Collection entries
....

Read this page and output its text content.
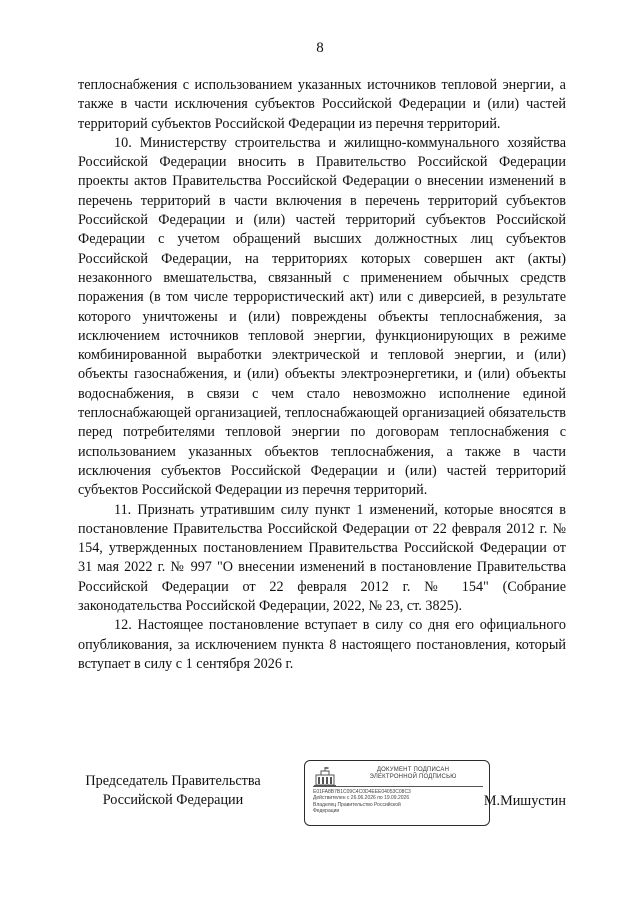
8

теплоснабжения с использованием указанных источников тепловой энергии, а также в части исключения субъектов Российской Федерации и (или) частей территорий субъектов Российской Федерации из перечня территорий.

10. Министерству строительства и жилищно-коммунального хозяйства Российской Федерации вносить в Правительство Российской Федерации проекты актов Правительства Российской Федерации о внесении изменений в перечень территорий в части включения в перечень территорий субъектов Российской Федерации и (или) частей территорий субъектов Российской Федерации с учетом обращений высших должностных лиц субъектов Российской Федерации, на территориях которых совершен акт (акты) незаконного вмешательства, связанный с применением обычных средств поражения (в том числе террористический акт) или с диверсией, в результате которого уничтожены и (или) повреждены объекты теплоснабжения, за исключением источников тепловой энергии, функционирующих в режиме комбинированной выработки электрической и тепловой энергии, и (или) объекты газоснабжения, и (или) объекты электроэнергетики, и (или) объекты водоснабжения, в связи с чем стало невозможно исполнение единой теплоснабжающей организацией, теплоснабжающей организацией обязательств перед потребителями тепловой энергии по договорам теплоснабжения с использованием указанных объектов теплоснабжения, а также в части исключения субъектов Российской Федерации и (или) частей территорий субъектов Российской Федерации из перечня территорий.

11. Признать утратившим силу пункт 1 изменений, которые вносятся в постановление Правительства Российской Федерации от 22 февраля 2012 г. № 154, утвержденных постановлением Правительства Российской Федерации от 31 мая 2022 г. № 997 "О внесении изменений в постановление Правительства Российской Федерации от 22 февраля 2012 г. № 154" (Собрание законодательства Российской Федерации, 2022, № 23, ст. 3825).

12. Настоящее постановление вступает в силу со дня его официального опубликования, за исключением пункта 8 настоящего постановления, который вступает в силу с 1 сентября 2026 г.

Председатель Правительства
Российской Федерации
ДОКУМЕНТ ПОДПИСАН
ЭЛЕКТРОННОЙ ПОДПИСЬЮ
E01FA8B7B1C09C4C0D4EEE04053C08C3
Действителен с 26.06.2026 по 19.09.2026
Владелец Правительство Российской
Федерации
М.Мишустин
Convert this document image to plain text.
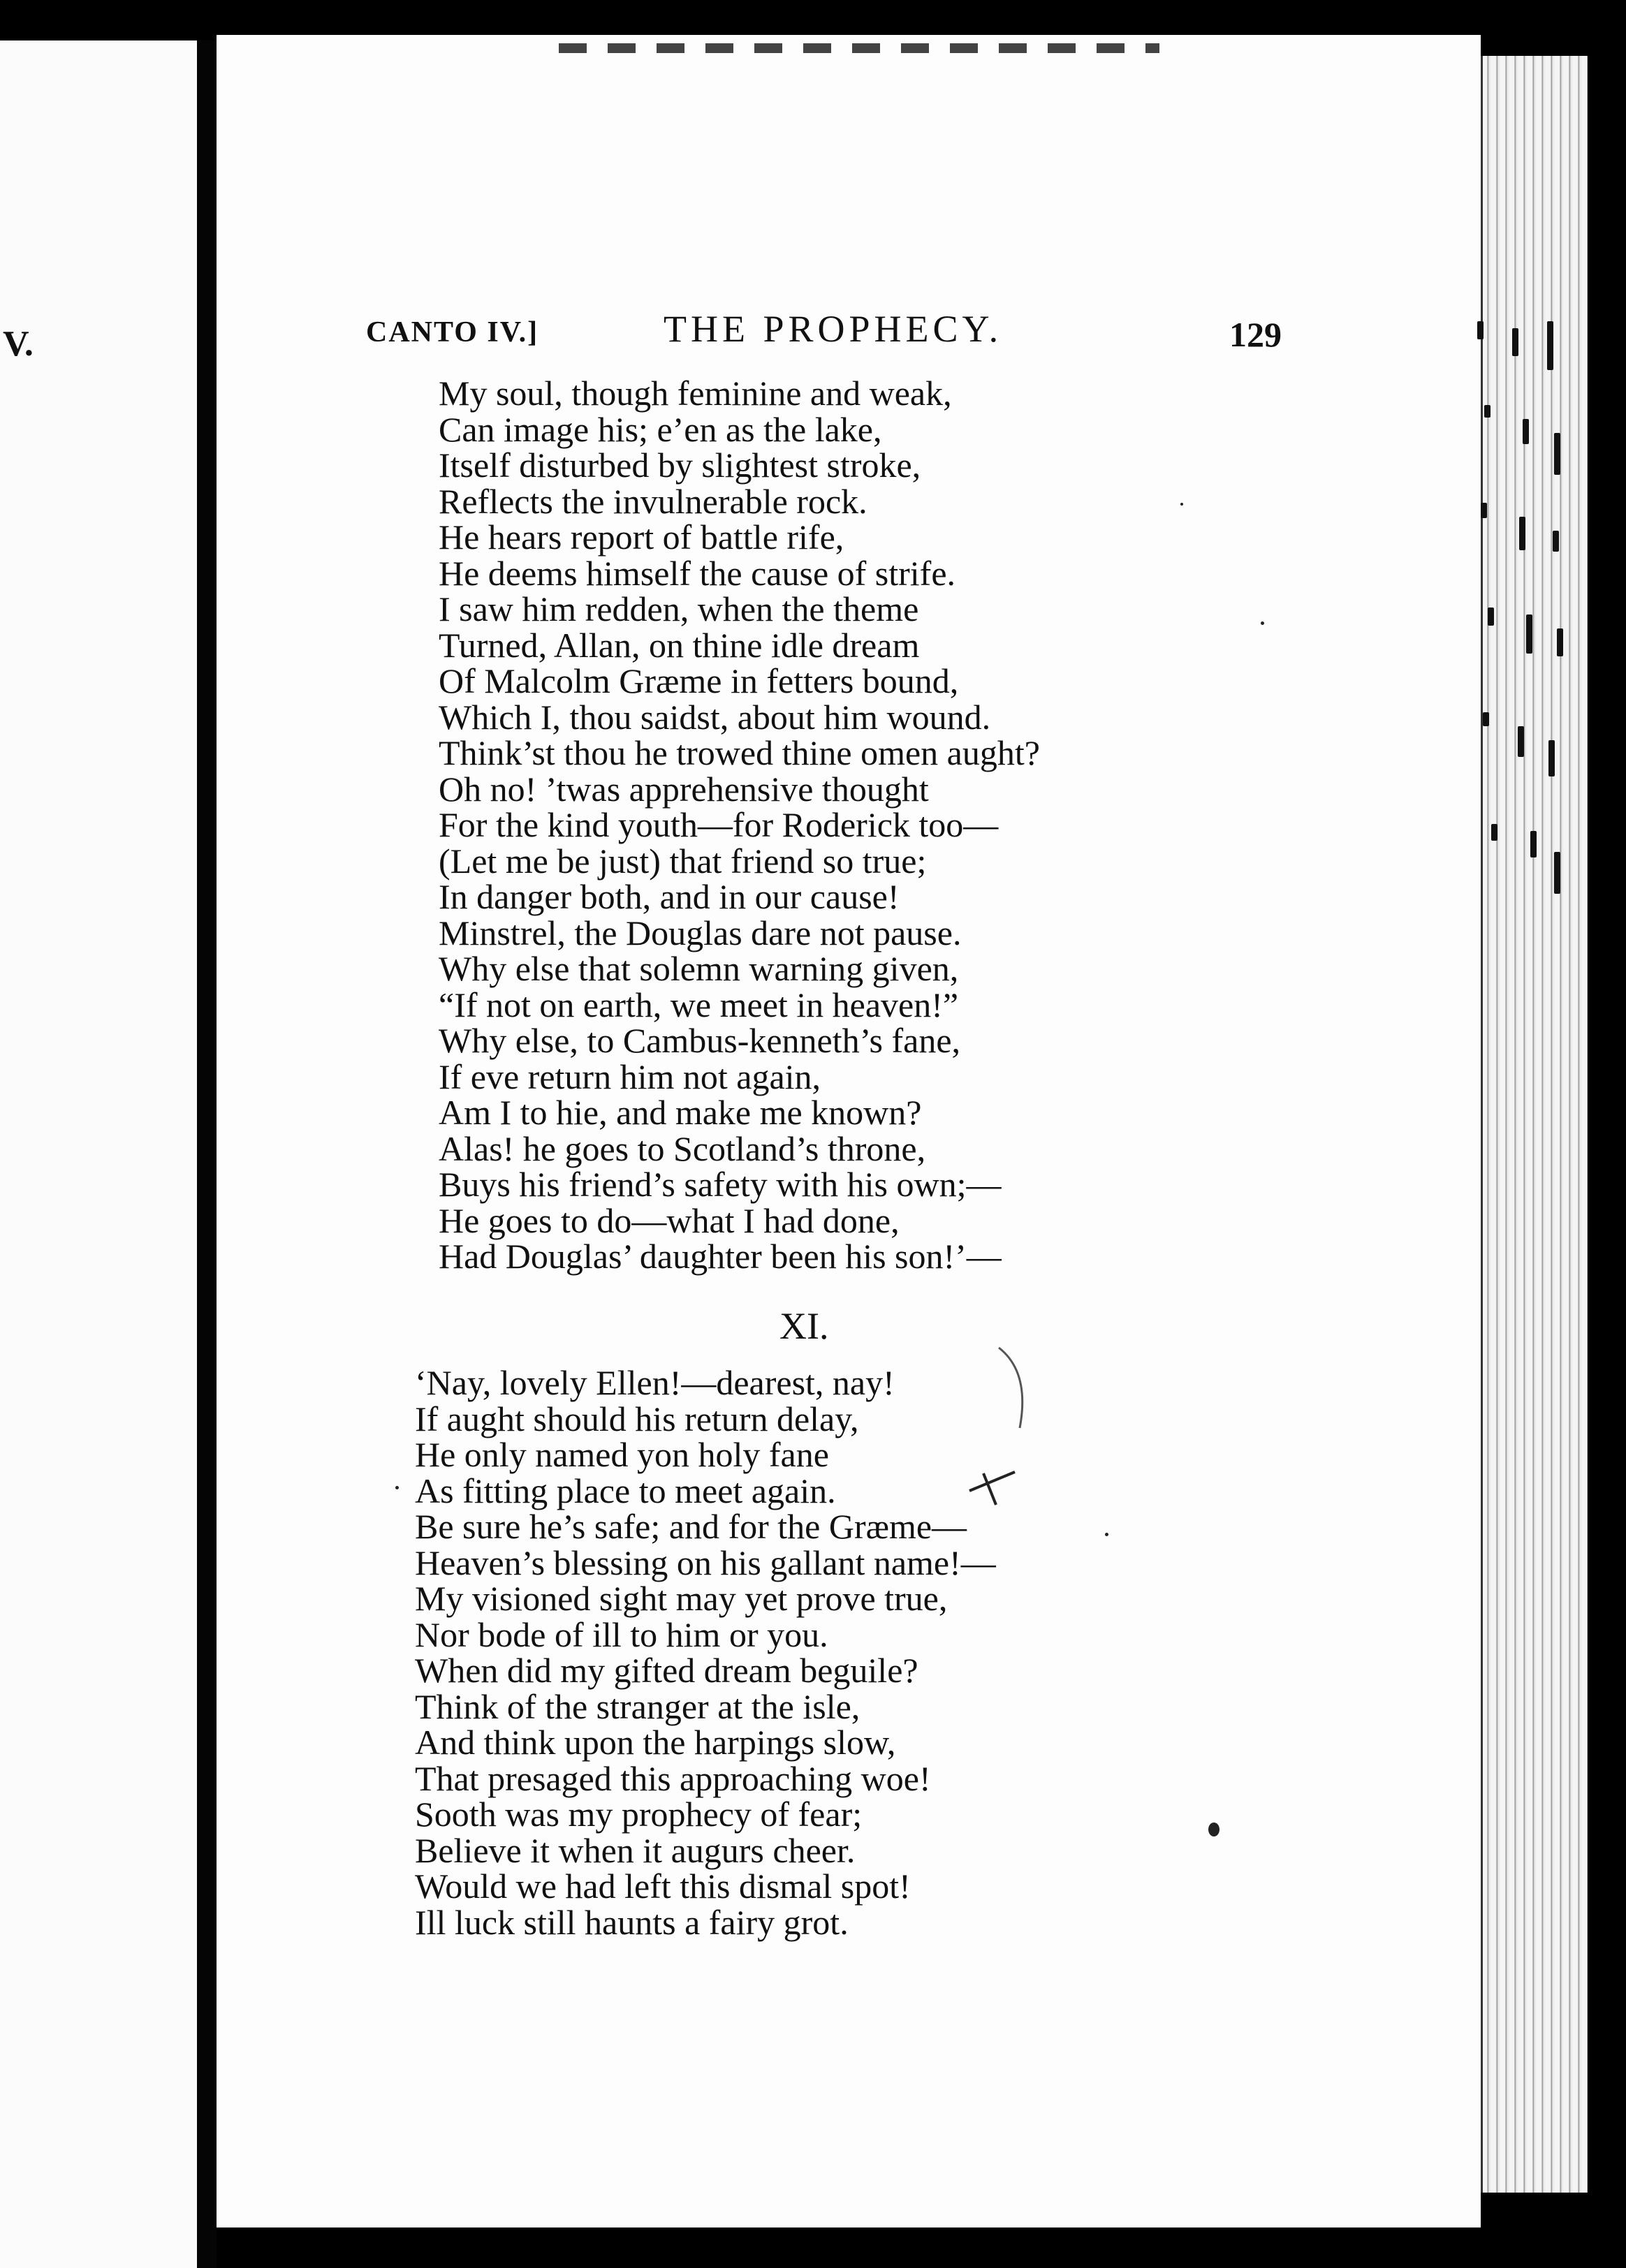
V.	CANTO IV.]	THE PROPHECY.	129
My soul, though feminine and weak,
Can image his; e’en as the lake,
Itself disturbed by slightest stroke,
Reflects the invulnerable rock.
He hears report of battle rife,
He deems himself the cause of strife.
I saw him redden, when the theme
Turned, Allan, on thine idle dream
Of Malcolm Græme in fetters bound,
Which I, thou saidst, about him wound.
Think’st thou he trowed thine omen aught?
Oh no! ’twas apprehensive thought
For the kind youth—for Roderick too—
(Let me be just) that friend so true;
In danger both, and in our cause!
Minstrel, the Douglas dare not pause.
Why else that solemn warning given,
“If not on earth, we meet in heaven!”
Why else, to Cambus-kenneth’s fane,
If eve return him not again,
Am I to hie, and make me known?
Alas! he goes to Scotland’s throne,
Buys his friend’s safety with his own;—
He goes to do—what I had done,
Had Douglas’ daughter been his son!’—
XI.
‘Nay, lovely Ellen!—dearest, nay!
If aught should his return delay,
He only named yon holy fane
As fitting place to meet again.
Be sure he’s safe; and for the Græme—
Heaven’s blessing on his gallant name!—
My visioned sight may yet prove true,
Nor bode of ill to him or you.
When did my gifted dream beguile?
Think of the stranger at the isle,
And think upon the harpings slow,
That presaged this approaching woe!
Sooth was my prophecy of fear;
Believe it when it augurs cheer.
Would we had left this dismal spot!
Ill luck still haunts a fairy grot.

....

Repeat the entries exactly and keep the pictures out of the copy.

EXERCISE OUTPUT:
Read this page and output its text content.
8

теплоснабжения с использованием указанных источников тепловой энергии, а также в части исключения субъектов Российской Федерации и (или) частей территорий субъектов Российской Федерации из перечня территорий.

10. Министерству строительства и жилищно-коммунального хозяйства Российской Федерации вносить в Правительство Российской Федерации проекты актов Правительства Российской Федерации о внесении изменений в перечень территорий в части включения в перечень территорий субъектов Российской Федерации и (или) частей территорий субъектов Российской Федерации с учетом обращений высших должностных лиц субъектов Российской Федерации, на территориях которых совершен акт (акты) незаконного вмешательства, связанный с применением обычных средств поражения (в том числе террористический акт) или с диверсией, в результате которого уничтожены и (или) повреждены объекты теплоснабжения, за исключением источников тепловой энергии, функционирующих в режиме комбинированной выработки электрической и тепловой энергии, и (или) объекты газоснабжения, и (или) объекты электроэнергетики, и (или) объекты водоснабжения, в связи с чем стало невозможно исполнение единой теплоснабжающей организацией, теплоснабжающей организацией обязательств перед потребителями тепловой энергии по договорам теплоснабжения с использованием указанных объектов теплоснабжения, а также в части исключения субъектов Российской Федерации и (или) частей территорий субъектов Российской Федерации из перечня территорий.

11. Признать утратившим силу пункт 1 изменений, которые вносятся в постановление Правительства Российской Федерации от 22 февраля 2012 г. № 154, утвержденных постановлением Правительства Российской Федерации от 31 мая 2022 г. № 997 "О внесении изменений в постановление Правительства Российской Федерации от 22 февраля 2012 г. № 154" (Собрание законодательства Российской Федерации, 2022, № 23, ст. 3825).

12. Настоящее постановление вступает в силу со дня его официального опубликования, за исключением пункта 8 настоящего постановления, который вступает в силу с 1 сентября 2026 г.

Председатель Правительства
Российской Федерации
ДОКУМЕНТ ПОДПИСАН
ЭЛЕКТРОННОЙ ПОДПИСЬЮ
E01FA8B7B1C09C4C0D4EEE04053C08C3
Действителен с 26.06.2026 по 19.09.2026
Владелец Правительство Российской
Федерации
М.Мишустин
Convert this document image to plain text.
V.	CANTO IV.]	THE PROPHECY.	129
My soul, though feminine and weak,
Can image his; e’en as the lake,
Itself disturbed by slightest stroke,
Reflects the invulnerable rock.
He hears report of battle rife,
He deems himself the cause of strife.
I saw him redden, when the theme
Turned, Allan, on thine idle dream
Of Malcolm Græme in fetters bound,
Which I, thou saidst, about him wound.
Think’st thou he trowed thine omen aught?
Oh no! ’twas apprehensive thought
For the kind youth—for Roderick too—
(Let me be just) that friend so true;
In danger both, and in our cause!
Minstrel, the Douglas dare not pause.
Why else that solemn warning given,
“If not on earth, we meet in heaven!”
Why else, to Cambus-kenneth’s fane,
If eve return him not again,
Am I to hie, and make me known?
Alas! he goes to Scotland’s throne,
Buys his friend’s safety with his own;—
He goes to do—what I had done,
Had Douglas’ daughter been his son!’—
XI.
‘Nay, lovely Ellen!—dearest, nay!
If aught should his return delay,
He only named yon holy fane
As fitting place to meet again.
Be sure he’s safe; and for the Græme—
Heaven’s blessing on his gallant name!—
My visioned sight may yet prove true,
Nor bode of ill to him or you.
When did my gifted dream beguile?
Think of the stranger at the isle,
And think upon the harpings slow,
That presaged this approaching woe!
Sooth was my prophecy of fear;
Believe it when it augurs cheer.
Would we had left this dismal spot!
Ill luck still haunts a fairy grot.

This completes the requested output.